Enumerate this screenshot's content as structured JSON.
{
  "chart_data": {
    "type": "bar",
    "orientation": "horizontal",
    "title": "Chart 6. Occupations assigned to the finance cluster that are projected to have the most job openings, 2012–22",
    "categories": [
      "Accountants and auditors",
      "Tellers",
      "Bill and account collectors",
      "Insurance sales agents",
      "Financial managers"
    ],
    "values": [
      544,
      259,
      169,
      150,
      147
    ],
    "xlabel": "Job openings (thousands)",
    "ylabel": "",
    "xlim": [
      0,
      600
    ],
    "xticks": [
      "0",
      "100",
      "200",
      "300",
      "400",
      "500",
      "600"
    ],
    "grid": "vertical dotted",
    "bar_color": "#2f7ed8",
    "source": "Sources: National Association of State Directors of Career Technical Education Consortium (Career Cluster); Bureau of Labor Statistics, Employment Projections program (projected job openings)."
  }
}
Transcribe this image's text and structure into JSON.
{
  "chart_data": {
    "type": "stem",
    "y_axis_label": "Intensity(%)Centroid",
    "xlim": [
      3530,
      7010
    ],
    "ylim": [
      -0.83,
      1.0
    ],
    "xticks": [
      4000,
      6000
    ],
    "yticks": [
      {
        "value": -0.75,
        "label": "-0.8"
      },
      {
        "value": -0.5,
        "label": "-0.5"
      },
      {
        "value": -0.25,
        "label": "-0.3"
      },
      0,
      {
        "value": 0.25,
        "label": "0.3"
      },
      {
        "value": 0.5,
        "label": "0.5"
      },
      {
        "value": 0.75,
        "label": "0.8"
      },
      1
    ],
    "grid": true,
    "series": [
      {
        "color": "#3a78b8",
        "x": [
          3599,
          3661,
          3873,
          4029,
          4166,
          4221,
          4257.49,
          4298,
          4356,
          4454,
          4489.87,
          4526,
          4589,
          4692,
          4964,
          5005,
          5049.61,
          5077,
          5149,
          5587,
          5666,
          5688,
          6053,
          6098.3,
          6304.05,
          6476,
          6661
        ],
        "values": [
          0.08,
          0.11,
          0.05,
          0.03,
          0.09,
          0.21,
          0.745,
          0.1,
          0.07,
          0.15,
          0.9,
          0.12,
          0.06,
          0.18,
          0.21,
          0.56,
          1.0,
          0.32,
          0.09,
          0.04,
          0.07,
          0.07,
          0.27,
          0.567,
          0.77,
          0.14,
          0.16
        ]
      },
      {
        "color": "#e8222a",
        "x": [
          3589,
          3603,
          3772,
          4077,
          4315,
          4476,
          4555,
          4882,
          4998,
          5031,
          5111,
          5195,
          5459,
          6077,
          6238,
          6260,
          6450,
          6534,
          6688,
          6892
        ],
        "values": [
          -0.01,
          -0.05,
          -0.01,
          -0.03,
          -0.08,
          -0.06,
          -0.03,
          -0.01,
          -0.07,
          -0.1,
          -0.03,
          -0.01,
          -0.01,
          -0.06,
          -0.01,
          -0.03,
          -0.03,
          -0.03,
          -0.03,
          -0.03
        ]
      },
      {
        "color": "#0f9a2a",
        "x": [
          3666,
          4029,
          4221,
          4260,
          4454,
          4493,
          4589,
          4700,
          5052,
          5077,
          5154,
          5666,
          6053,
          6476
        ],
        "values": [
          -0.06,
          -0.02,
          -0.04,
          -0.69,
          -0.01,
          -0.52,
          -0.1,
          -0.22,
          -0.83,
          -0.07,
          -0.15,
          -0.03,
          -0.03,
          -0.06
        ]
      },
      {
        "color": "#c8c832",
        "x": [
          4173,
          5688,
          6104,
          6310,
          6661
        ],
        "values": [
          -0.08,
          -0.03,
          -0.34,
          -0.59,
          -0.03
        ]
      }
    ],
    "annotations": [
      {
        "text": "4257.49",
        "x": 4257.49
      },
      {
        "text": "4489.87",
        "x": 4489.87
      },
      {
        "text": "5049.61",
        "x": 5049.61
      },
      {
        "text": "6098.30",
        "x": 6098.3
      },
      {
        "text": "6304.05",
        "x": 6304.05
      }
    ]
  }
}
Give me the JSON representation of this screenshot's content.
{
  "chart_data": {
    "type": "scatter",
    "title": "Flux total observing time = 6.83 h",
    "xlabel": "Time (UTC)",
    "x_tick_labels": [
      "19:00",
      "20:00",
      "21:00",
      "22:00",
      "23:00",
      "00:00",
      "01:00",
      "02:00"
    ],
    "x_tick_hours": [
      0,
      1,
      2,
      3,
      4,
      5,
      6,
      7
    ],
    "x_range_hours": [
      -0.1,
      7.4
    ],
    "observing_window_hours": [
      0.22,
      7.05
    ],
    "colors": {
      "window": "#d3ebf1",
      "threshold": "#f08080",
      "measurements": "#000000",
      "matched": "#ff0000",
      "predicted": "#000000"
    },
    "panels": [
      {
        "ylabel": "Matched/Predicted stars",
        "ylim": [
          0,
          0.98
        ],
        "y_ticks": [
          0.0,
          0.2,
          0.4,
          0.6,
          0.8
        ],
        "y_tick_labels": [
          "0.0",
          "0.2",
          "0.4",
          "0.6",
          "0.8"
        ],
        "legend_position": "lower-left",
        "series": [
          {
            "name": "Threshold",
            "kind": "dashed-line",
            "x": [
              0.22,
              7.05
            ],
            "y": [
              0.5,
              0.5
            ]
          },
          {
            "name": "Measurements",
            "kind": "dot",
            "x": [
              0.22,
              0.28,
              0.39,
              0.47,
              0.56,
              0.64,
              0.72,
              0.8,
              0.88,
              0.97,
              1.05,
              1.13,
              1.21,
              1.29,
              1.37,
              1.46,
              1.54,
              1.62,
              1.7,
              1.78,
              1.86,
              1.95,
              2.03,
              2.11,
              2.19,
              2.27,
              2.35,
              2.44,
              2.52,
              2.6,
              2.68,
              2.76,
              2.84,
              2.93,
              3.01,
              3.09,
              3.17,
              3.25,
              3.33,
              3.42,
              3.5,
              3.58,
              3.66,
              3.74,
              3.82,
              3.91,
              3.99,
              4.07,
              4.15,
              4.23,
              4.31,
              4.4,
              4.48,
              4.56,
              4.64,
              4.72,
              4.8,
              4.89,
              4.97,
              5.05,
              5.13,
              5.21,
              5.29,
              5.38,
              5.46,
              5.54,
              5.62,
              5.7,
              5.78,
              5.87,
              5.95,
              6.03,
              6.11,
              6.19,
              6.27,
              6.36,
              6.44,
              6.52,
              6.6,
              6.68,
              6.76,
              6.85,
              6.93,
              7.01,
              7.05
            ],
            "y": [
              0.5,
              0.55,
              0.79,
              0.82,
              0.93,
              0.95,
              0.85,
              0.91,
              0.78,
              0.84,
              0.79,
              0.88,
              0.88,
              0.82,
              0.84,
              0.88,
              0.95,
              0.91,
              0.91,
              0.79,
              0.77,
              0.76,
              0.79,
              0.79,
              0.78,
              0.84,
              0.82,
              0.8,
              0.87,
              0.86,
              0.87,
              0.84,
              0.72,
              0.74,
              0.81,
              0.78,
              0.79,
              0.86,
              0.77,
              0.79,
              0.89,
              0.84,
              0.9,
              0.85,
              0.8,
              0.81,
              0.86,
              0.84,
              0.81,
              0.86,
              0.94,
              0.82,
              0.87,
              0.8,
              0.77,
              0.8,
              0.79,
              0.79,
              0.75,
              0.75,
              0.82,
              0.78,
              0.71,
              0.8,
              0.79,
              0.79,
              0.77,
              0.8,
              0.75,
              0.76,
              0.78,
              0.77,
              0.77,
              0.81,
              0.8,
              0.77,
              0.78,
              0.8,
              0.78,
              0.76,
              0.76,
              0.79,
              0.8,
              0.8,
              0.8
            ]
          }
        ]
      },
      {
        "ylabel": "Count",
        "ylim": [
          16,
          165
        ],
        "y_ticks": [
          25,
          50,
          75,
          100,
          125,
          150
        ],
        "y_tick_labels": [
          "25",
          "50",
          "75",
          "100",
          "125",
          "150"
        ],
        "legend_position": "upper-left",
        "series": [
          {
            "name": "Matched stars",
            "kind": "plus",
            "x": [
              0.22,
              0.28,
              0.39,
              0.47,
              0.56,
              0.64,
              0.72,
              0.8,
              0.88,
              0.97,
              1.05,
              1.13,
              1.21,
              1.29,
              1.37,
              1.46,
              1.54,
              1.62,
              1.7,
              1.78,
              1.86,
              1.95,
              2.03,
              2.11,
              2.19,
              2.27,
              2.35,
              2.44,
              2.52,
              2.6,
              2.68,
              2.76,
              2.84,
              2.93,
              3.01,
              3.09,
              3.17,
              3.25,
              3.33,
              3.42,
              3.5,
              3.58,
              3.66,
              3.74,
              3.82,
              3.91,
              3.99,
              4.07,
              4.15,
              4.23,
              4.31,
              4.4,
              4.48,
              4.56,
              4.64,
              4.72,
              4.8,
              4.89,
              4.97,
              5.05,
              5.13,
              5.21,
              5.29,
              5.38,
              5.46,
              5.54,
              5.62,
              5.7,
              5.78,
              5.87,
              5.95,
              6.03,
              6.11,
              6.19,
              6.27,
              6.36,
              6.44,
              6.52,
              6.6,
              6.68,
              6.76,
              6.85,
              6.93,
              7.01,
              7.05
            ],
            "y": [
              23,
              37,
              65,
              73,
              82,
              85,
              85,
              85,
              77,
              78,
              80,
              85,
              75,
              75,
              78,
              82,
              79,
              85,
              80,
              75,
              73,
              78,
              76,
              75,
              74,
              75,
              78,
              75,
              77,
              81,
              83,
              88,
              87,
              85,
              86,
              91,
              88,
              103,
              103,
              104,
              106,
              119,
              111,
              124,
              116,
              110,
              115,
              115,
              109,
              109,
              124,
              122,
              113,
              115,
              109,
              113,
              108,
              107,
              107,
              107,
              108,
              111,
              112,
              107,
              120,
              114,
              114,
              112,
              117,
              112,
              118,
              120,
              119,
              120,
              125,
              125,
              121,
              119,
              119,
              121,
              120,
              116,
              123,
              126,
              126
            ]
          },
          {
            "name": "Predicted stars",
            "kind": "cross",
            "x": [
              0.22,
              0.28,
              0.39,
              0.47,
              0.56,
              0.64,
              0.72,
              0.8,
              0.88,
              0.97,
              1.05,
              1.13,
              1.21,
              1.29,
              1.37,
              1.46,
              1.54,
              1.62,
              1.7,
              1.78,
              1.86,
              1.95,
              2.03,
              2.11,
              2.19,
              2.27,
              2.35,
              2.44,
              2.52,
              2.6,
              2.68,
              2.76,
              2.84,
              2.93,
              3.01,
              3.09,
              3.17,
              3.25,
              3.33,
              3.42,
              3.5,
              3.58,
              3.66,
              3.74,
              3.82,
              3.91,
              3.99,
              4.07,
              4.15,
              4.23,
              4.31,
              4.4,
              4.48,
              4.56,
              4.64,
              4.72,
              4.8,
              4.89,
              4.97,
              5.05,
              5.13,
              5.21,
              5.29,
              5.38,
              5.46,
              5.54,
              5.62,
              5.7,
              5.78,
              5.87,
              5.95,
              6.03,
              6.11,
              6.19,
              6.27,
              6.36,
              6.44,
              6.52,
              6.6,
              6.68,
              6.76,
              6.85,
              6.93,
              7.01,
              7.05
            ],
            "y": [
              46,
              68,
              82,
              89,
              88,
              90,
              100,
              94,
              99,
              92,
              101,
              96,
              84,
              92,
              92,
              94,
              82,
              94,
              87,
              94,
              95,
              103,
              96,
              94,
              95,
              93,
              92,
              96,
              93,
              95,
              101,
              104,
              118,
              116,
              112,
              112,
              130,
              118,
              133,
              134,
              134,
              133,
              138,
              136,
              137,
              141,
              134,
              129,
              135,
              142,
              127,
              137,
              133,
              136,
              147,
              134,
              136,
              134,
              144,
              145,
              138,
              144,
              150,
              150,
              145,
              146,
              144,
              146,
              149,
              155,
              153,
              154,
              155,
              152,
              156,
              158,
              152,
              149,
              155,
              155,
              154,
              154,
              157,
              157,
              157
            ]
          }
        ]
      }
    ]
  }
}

-*-

● **The exercise**
Report every line in the data above in which the word "openings" appears.

● **Answer in full**
    "title": "Chart 6. Occupations assigned to the finance cluster that are projected to have the most job openings, 2012–22",
    "xlabel": "Job openings (thousands)",
    "source": "Sources: National Association of State Directors of Career Technical Education Consortium (Career Cluster); Bureau of Labor Statistics, Employment Projections program (projected job openings)."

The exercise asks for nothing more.